Instructions to follow:
Give the records back in full, exactly as they read.
+ + + + + + +
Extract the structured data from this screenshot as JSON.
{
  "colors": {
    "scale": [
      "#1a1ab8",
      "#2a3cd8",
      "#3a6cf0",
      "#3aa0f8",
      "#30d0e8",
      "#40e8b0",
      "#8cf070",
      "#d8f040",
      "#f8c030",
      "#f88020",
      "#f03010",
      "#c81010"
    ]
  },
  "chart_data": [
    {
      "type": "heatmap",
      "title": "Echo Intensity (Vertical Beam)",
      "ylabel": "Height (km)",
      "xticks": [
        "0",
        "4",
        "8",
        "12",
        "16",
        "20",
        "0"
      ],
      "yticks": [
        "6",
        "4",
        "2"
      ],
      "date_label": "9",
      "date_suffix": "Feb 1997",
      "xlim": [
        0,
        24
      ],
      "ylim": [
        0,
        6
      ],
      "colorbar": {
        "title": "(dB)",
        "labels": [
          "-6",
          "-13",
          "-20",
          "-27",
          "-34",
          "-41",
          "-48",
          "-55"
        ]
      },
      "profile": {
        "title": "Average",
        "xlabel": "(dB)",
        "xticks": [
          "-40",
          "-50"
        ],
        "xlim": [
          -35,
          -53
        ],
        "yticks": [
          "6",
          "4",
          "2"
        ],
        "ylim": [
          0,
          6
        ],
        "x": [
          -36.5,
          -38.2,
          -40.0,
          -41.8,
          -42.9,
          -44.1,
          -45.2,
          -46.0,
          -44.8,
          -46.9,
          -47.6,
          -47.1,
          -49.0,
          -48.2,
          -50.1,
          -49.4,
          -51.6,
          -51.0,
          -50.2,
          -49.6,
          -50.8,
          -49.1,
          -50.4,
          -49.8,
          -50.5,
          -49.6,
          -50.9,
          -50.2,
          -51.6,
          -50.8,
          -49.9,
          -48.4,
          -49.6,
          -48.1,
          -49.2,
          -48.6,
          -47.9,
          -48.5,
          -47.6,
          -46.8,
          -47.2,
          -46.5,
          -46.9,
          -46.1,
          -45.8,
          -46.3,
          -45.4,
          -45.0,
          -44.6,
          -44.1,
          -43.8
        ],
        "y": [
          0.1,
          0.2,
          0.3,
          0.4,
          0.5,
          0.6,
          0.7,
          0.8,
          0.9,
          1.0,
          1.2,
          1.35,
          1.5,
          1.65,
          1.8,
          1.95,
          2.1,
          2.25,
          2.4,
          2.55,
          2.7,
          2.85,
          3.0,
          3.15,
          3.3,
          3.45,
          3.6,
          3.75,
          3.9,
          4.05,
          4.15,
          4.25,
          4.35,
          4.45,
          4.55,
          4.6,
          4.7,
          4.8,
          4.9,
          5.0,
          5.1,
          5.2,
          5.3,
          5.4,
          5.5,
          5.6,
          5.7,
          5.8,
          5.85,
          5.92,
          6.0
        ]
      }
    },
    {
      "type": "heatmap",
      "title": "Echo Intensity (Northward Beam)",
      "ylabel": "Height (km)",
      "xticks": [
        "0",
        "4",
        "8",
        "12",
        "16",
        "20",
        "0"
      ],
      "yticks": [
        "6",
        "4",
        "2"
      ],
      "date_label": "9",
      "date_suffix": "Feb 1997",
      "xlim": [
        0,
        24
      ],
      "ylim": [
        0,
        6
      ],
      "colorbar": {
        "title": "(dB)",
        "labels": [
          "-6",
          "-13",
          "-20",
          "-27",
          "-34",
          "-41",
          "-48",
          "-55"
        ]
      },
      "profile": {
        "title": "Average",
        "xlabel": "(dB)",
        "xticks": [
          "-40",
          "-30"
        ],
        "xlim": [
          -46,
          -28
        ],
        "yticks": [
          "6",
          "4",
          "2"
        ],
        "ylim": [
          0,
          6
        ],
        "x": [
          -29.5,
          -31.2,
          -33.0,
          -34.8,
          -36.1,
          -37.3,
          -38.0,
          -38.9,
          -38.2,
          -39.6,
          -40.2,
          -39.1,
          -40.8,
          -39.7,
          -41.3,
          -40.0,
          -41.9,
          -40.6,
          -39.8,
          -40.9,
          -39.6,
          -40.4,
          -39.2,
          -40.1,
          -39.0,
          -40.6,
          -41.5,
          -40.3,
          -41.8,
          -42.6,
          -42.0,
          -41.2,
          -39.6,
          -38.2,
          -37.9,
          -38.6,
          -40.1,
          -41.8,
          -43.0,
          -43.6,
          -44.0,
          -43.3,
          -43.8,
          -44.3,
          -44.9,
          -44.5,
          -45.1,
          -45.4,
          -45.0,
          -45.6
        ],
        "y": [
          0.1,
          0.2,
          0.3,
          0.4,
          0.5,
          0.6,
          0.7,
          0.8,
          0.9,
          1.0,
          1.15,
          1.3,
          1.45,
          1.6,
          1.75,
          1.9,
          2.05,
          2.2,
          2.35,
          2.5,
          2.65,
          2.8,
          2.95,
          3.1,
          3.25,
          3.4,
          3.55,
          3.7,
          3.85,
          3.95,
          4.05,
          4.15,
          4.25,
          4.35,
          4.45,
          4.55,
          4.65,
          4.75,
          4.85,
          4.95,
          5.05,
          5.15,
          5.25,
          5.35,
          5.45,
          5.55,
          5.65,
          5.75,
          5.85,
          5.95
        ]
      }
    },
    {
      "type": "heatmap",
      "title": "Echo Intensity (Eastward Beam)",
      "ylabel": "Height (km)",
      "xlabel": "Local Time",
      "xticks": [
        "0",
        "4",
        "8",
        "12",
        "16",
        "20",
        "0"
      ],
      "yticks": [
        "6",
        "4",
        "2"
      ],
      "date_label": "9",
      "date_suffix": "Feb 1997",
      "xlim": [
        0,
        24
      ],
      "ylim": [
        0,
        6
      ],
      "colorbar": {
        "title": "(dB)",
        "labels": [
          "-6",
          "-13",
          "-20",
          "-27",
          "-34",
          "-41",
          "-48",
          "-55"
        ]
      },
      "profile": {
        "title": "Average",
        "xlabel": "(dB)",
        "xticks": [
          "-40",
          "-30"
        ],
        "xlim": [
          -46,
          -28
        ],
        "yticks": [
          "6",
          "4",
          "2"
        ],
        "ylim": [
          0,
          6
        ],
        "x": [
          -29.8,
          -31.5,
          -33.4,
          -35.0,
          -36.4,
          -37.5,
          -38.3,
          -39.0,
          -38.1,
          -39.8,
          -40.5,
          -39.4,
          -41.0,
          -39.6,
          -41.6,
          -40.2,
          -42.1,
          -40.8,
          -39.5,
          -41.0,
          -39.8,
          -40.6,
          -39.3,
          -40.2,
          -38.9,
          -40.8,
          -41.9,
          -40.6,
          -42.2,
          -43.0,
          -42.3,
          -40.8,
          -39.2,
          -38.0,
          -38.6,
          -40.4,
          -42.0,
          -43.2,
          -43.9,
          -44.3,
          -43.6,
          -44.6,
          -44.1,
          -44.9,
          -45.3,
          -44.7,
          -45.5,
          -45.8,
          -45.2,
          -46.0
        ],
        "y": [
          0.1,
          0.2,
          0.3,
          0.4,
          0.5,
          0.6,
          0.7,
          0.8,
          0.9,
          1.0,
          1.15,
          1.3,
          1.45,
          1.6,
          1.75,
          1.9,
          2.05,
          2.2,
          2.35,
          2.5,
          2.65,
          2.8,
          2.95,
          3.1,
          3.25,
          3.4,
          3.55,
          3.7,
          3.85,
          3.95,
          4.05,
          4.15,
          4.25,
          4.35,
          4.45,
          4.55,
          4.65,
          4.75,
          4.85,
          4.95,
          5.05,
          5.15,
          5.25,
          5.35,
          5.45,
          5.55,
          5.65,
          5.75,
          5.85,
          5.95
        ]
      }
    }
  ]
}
+ + + + + + +
Expected output:
Extract the structured data from this screenshot as JSON.
{
  "colors": {
    "scale": [
      "#1a1ab8",
      "#2a3cd8",
      "#3a6cf0",
      "#3aa0f8",
      "#30d0e8",
      "#40e8b0",
      "#8cf070",
      "#d8f040",
      "#f8c030",
      "#f88020",
      "#f03010",
      "#c81010"
    ]
  },
  "chart_data": [
    {
      "type": "heatmap",
      "title": "Echo Intensity (Vertical Beam)",
      "ylabel": "Height (km)",
      "xticks": [
        "0",
        "4",
        "8",
        "12",
        "16",
        "20",
        "0"
      ],
      "yticks": [
        "6",
        "4",
        "2"
      ],
      "date_label": "9",
      "date_suffix": "Feb 1997",
      "xlim": [
        0,
        24
      ],
      "ylim": [
        0,
        6
      ],
      "colorbar": {
        "title": "(dB)",
        "labels": [
          "-6",
          "-13",
          "-20",
          "-27",
          "-34",
          "-41",
          "-48",
          "-55"
        ]
      },
      "profile": {
        "title": "Average",
        "xlabel": "(dB)",
        "xticks": [
          "-40",
          "-50"
        ],
        "xlim": [
          -35,
          -53
        ],
        "yticks": [
          "6",
          "4",
          "2"
        ],
        "ylim": [
          0,
          6
        ],
        "x": [
          -36.5,
          -38.2,
          -40.0,
          -41.8,
          -42.9,
          -44.1,
          -45.2,
          -46.0,
          -44.8,
          -46.9,
          -47.6,
          -47.1,
          -49.0,
          -48.2,
          -50.1,
          -49.4,
          -51.6,
          -51.0,
          -50.2,
          -49.6,
          -50.8,
          -49.1,
          -50.4,
          -49.8,
          -50.5,
          -49.6,
          -50.9,
          -50.2,
          -51.6,
          -50.8,
          -49.9,
          -48.4,
          -49.6,
          -48.1,
          -49.2,
          -48.6,
          -47.9,
          -48.5,
          -47.6,
          -46.8,
          -47.2,
          -46.5,
          -46.9,
          -46.1,
          -45.8,
          -46.3,
          -45.4,
          -45.0,
          -44.6,
          -44.1,
          -43.8
        ],
        "y": [
          0.1,
          0.2,
          0.3,
          0.4,
          0.5,
          0.6,
          0.7,
          0.8,
          0.9,
          1.0,
          1.2,
          1.35,
          1.5,
          1.65,
          1.8,
          1.95,
          2.1,
          2.25,
          2.4,
          2.55,
          2.7,
          2.85,
          3.0,
          3.15,
          3.3,
          3.45,
          3.6,
          3.75,
          3.9,
          4.05,
          4.15,
          4.25,
          4.35,
          4.45,
          4.55,
          4.6,
          4.7,
          4.8,
          4.9,
          5.0,
          5.1,
          5.2,
          5.3,
          5.4,
          5.5,
          5.6,
          5.7,
          5.8,
          5.85,
          5.92,
          6.0
        ]
      }
    },
    {
      "type": "heatmap",
      "title": "Echo Intensity (Northward Beam)",
      "ylabel": "Height (km)",
      "xticks": [
        "0",
        "4",
        "8",
        "12",
        "16",
        "20",
        "0"
      ],
      "yticks": [
        "6",
        "4",
        "2"
      ],
      "date_label": "9",
      "date_suffix": "Feb 1997",
      "xlim": [
        0,
        24
      ],
      "ylim": [
        0,
        6
      ],
      "colorbar": {
        "title": "(dB)",
        "labels": [
          "-6",
          "-13",
          "-20",
          "-27",
          "-34",
          "-41",
          "-48",
          "-55"
        ]
      },
      "profile": {
        "title": "Average",
        "xlabel": "(dB)",
        "xticks": [
          "-40",
          "-30"
        ],
        "xlim": [
          -46,
          -28
        ],
        "yticks": [
          "6",
          "4",
          "2"
        ],
        "ylim": [
          0,
          6
        ],
        "x": [
          -29.5,
          -31.2,
          -33.0,
          -34.8,
          -36.1,
          -37.3,
          -38.0,
          -38.9,
          -38.2,
          -39.6,
          -40.2,
          -39.1,
          -40.8,
          -39.7,
          -41.3,
          -40.0,
          -41.9,
          -40.6,
          -39.8,
          -40.9,
          -39.6,
          -40.4,
          -39.2,
          -40.1,
          -39.0,
          -40.6,
          -41.5,
          -40.3,
          -41.8,
          -42.6,
          -42.0,
          -41.2,
          -39.6,
          -38.2,
          -37.9,
          -38.6,
          -40.1,
          -41.8,
          -43.0,
          -43.6,
          -44.0,
          -43.3,
          -43.8,
          -44.3,
          -44.9,
          -44.5,
          -45.1,
          -45.4,
          -45.0,
          -45.6
        ],
        "y": [
          0.1,
          0.2,
          0.3,
          0.4,
          0.5,
          0.6,
          0.7,
          0.8,
          0.9,
          1.0,
          1.15,
          1.3,
          1.45,
          1.6,
          1.75,
          1.9,
          2.05,
          2.2,
          2.35,
          2.5,
          2.65,
          2.8,
          2.95,
          3.1,
          3.25,
          3.4,
          3.55,
          3.7,
          3.85,
          3.95,
          4.05,
          4.15,
          4.25,
          4.35,
          4.45,
          4.55,
          4.65,
          4.75,
          4.85,
          4.95,
          5.05,
          5.15,
          5.25,
          5.35,
          5.45,
          5.55,
          5.65,
          5.75,
          5.85,
          5.95
        ]
      }
    },
    {
      "type": "heatmap",
      "title": "Echo Intensity (Eastward Beam)",
      "ylabel": "Height (km)",
      "xlabel": "Local Time",
      "xticks": [
        "0",
        "4",
        "8",
        "12",
        "16",
        "20",
        "0"
      ],
      "yticks": [
        "6",
        "4",
        "2"
      ],
      "date_label": "9",
      "date_suffix": "Feb 1997",
      "xlim": [
        0,
        24
      ],
      "ylim": [
        0,
        6
      ],
      "colorbar": {
        "title": "(dB)",
        "labels": [
          "-6",
          "-13",
          "-20",
          "-27",
          "-34",
          "-41",
          "-48",
          "-55"
        ]
      },
      "profile": {
        "title": "Average",
        "xlabel": "(dB)",
        "xticks": [
          "-40",
          "-30"
        ],
        "xlim": [
          -46,
          -28
        ],
        "yticks": [
          "6",
          "4",
          "2"
        ],
        "ylim": [
          0,
          6
        ],
        "x": [
          -29.8,
          -31.5,
          -33.4,
          -35.0,
          -36.4,
          -37.5,
          -38.3,
          -39.0,
          -38.1,
          -39.8,
          -40.5,
          -39.4,
          -41.0,
          -39.6,
          -41.6,
          -40.2,
          -42.1,
          -40.8,
          -39.5,
          -41.0,
          -39.8,
          -40.6,
          -39.3,
          -40.2,
          -38.9,
          -40.8,
          -41.9,
          -40.6,
          -42.2,
          -43.0,
          -42.3,
          -40.8,
          -39.2,
          -38.0,
          -38.6,
          -40.4,
          -42.0,
          -43.2,
          -43.9,
          -44.3,
          -43.6,
          -44.6,
          -44.1,
          -44.9,
          -45.3,
          -44.7,
          -45.5,
          -45.8,
          -45.2,
          -46.0
        ],
        "y": [
          0.1,
          0.2,
          0.3,
          0.4,
          0.5,
          0.6,
          0.7,
          0.8,
          0.9,
          1.0,
          1.15,
          1.3,
          1.45,
          1.6,
          1.75,
          1.9,
          2.05,
          2.2,
          2.35,
          2.5,
          2.65,
          2.8,
          2.95,
          3.1,
          3.25,
          3.4,
          3.55,
          3.7,
          3.85,
          3.95,
          4.05,
          4.15,
          4.25,
          4.35,
          4.45,
          4.55,
          4.65,
          4.75,
          4.85,
          4.95,
          5.05,
          5.15,
          5.25,
          5.35,
          5.45,
          5.55,
          5.65,
          5.75,
          5.85,
          5.95
        ]
      }
    }
  ]
}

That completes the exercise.